--- start of Entries shown ---

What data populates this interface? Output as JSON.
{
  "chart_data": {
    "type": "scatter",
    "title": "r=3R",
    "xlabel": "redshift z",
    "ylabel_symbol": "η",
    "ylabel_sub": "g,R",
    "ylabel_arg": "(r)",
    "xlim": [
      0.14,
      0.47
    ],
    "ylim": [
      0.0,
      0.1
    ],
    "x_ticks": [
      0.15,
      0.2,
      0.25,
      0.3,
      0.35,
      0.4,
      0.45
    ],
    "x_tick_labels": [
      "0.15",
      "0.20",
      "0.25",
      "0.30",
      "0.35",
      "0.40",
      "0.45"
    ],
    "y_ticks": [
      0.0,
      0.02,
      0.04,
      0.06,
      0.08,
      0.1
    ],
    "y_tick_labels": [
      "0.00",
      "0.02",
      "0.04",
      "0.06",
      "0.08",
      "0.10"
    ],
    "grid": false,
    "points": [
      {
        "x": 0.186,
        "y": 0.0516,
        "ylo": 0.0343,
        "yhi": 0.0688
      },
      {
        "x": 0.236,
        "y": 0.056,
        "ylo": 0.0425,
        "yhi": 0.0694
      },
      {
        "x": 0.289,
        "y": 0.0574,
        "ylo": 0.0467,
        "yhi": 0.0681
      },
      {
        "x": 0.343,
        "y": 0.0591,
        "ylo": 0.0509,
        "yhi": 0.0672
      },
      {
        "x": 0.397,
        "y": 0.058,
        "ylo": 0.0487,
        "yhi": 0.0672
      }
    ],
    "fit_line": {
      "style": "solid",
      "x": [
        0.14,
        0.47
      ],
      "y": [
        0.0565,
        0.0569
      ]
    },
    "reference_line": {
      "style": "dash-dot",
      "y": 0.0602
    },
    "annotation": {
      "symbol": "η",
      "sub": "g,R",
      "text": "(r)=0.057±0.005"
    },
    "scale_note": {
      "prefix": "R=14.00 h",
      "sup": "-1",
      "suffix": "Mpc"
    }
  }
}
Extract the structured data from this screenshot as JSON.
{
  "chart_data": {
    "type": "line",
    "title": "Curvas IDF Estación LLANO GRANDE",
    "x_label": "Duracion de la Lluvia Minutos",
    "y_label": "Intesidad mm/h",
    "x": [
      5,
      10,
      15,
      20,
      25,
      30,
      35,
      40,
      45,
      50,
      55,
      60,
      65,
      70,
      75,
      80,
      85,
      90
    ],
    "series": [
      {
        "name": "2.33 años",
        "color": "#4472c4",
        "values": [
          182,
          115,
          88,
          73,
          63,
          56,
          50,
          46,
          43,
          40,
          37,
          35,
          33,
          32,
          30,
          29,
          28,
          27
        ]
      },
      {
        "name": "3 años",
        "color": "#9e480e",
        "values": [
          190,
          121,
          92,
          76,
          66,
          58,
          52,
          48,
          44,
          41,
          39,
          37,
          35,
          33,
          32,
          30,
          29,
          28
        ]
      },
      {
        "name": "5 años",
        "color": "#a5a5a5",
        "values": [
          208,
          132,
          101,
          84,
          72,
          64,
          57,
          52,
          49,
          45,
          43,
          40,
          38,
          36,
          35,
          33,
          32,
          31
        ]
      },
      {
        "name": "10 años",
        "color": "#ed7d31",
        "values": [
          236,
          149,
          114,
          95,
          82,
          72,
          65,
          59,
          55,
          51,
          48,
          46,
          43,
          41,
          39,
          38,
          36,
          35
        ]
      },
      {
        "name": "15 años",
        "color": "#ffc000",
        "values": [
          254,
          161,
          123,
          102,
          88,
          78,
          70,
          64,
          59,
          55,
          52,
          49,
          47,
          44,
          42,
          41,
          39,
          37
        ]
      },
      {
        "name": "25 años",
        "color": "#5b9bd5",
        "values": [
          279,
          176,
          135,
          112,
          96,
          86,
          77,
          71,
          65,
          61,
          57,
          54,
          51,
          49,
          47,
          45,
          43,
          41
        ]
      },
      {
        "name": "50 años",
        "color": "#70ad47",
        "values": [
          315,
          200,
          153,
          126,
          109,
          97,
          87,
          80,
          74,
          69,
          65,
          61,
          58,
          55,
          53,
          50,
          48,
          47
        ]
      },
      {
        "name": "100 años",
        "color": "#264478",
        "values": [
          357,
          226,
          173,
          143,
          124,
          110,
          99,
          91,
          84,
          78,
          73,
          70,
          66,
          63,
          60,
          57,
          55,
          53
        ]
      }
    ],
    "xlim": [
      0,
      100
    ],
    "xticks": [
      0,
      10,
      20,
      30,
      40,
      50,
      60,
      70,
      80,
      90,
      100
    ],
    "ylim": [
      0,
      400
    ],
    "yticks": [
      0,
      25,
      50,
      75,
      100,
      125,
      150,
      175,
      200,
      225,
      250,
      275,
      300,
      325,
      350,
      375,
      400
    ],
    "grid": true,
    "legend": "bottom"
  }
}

--- end of Entries shown ---

What to do>
Scan the lines above for "this", then copy every one that has it.

Response>
What data populates this interface? Output as JSON.
Extract the structured data from this screenshot as JSON.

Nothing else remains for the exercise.